▸ **DIRECTIONS FOR THIS TASK**:
For each line that holds "label", copy the line out.

┄┄┄┄┄┄┄┄┄┄┄┄┄┄┄┄┄┄┄┄

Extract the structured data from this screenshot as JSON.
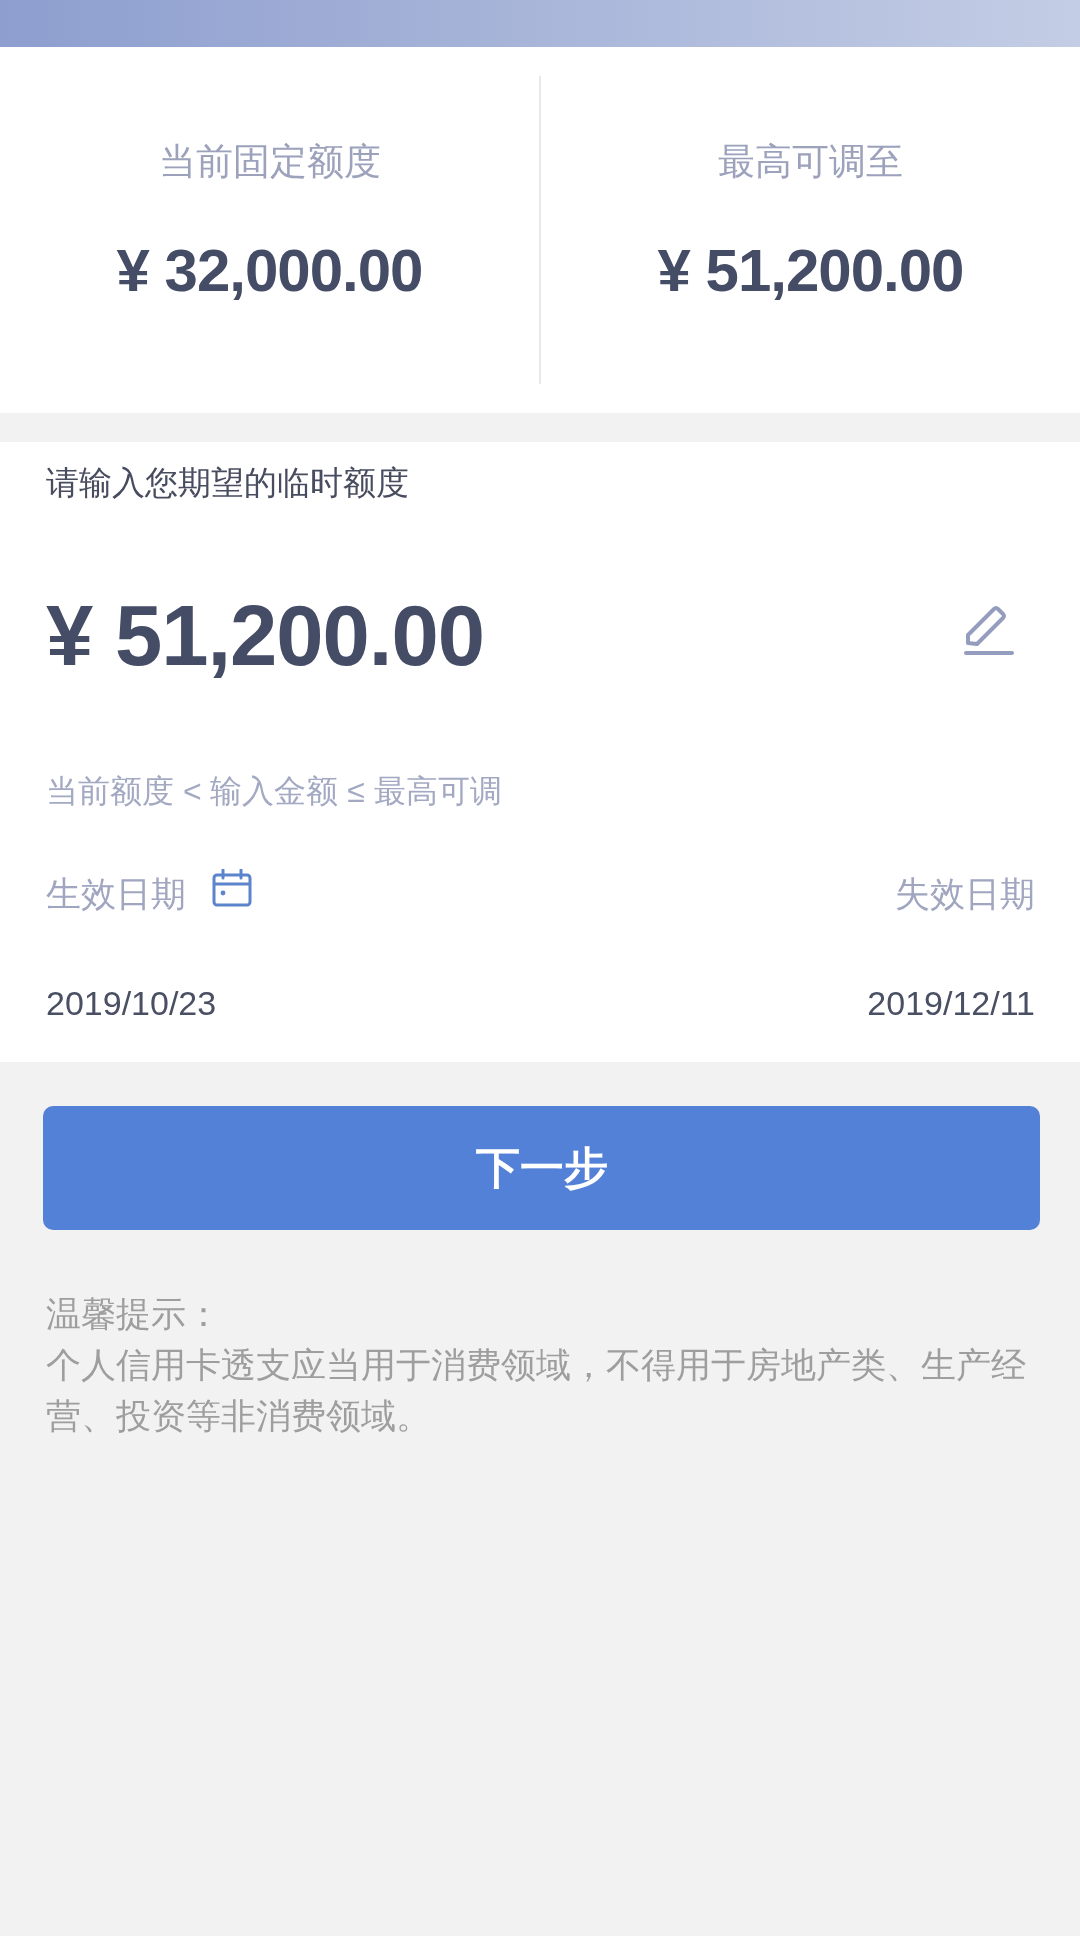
{
  "limits": [
    {
      "label": "当前固定额度",
      "amount": "¥ 32,000.00"
    },
    {
      "label": "最高可调至",
      "amount": "¥ 51,200.00"
    }
  ],
  "temporary_limit": {
    "prompt": "请输入您期望的临时额度",
    "value": "¥ 51,200.00",
    "hint": "当前额度 < 输入金额 ≤ 最高可调"
  },
  "dates": [
    {
      "label": "生效日期",
      "value": "2019/10/23",
      "calendar_icon": true
    },
    {
      "label": "失效日期",
      "value": "2019/12/11",
      "calendar_icon": false
    }
  ],
  "next_button": {
    "label": "下一步"
  },
  "tips": {
    "title": "温馨提示：",
    "text": "个人信用卡透支应当用于消费领域，不得用于房地产类、生产经营、投资等非消费领域。"
  }
}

┄┄┄┄┄┄┄┄┄┄┄┄┄┄┄┄┄┄┄┄

▸ **REPLY**:
      "label": "当前固定额度",
      "label": "最高可调至",
      "label": "生效日期",
      "label": "失效日期",
    "label": "下一步"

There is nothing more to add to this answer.